Extracted data entries
>>>

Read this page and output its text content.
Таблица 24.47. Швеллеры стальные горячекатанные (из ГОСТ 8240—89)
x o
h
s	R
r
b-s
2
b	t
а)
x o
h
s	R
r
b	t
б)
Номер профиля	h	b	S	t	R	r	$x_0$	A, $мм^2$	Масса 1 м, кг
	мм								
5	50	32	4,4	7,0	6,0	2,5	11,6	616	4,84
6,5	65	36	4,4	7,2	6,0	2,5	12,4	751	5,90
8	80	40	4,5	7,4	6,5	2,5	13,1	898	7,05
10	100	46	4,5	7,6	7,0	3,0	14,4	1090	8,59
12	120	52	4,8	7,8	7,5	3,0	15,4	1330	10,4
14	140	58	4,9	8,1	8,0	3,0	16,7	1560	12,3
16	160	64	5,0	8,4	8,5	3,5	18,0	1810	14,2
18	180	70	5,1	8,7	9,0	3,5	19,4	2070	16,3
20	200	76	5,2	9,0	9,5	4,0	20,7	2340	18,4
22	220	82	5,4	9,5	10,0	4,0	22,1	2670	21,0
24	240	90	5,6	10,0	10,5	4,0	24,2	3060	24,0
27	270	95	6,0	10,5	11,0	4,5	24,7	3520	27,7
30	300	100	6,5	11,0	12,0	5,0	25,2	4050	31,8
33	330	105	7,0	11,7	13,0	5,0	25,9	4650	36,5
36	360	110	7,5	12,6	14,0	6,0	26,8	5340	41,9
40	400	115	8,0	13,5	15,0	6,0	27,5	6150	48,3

<<<

▸ EXERCISE AIM
Give every line of the material again, exactly as it reads.

▸ SOLUTION FOR THIS EXERCISE
Read this page and output its text content.
Таблица 24.47. Швеллеры стальные горячекатанные (из ГОСТ 8240—89)
x o
h
s	R
r
b-s
2
b	t
а)
x o
h
s	R
r
b	t
б)
Номер профиля	h	b	S	t	R	r	$x_0$	A, $мм^2$	Масса 1 м, кг
	мм								
5	50	32	4,4	7,0	6,0	2,5	11,6	616	4,84
6,5	65	36	4,4	7,2	6,0	2,5	12,4	751	5,90
8	80	40	4,5	7,4	6,5	2,5	13,1	898	7,05
10	100	46	4,5	7,6	7,0	3,0	14,4	1090	8,59
12	120	52	4,8	7,8	7,5	3,0	15,4	1330	10,4
14	140	58	4,9	8,1	8,0	3,0	16,7	1560	12,3
16	160	64	5,0	8,4	8,5	3,5	18,0	1810	14,2
18	180	70	5,1	8,7	9,0	3,5	19,4	2070	16,3
20	200	76	5,2	9,0	9,5	4,0	20,7	2340	18,4
22	220	82	5,4	9,5	10,0	4,0	22,1	2670	21,0
24	240	90	5,6	10,0	10,5	4,0	24,2	3060	24,0
27	270	95	6,0	10,5	11,0	4,5	24,7	3520	27,7
30	300	100	6,5	11,0	12,0	5,0	25,2	4050	31,8
33	330	105	7,0	11,7	13,0	5,0	25,9	4650	36,5
36	360	110	7,5	12,6	14,0	6,0	26,8	5340	41,9
40	400	115	8,0	13,5	15,0	6,0	27,5	6150	48,3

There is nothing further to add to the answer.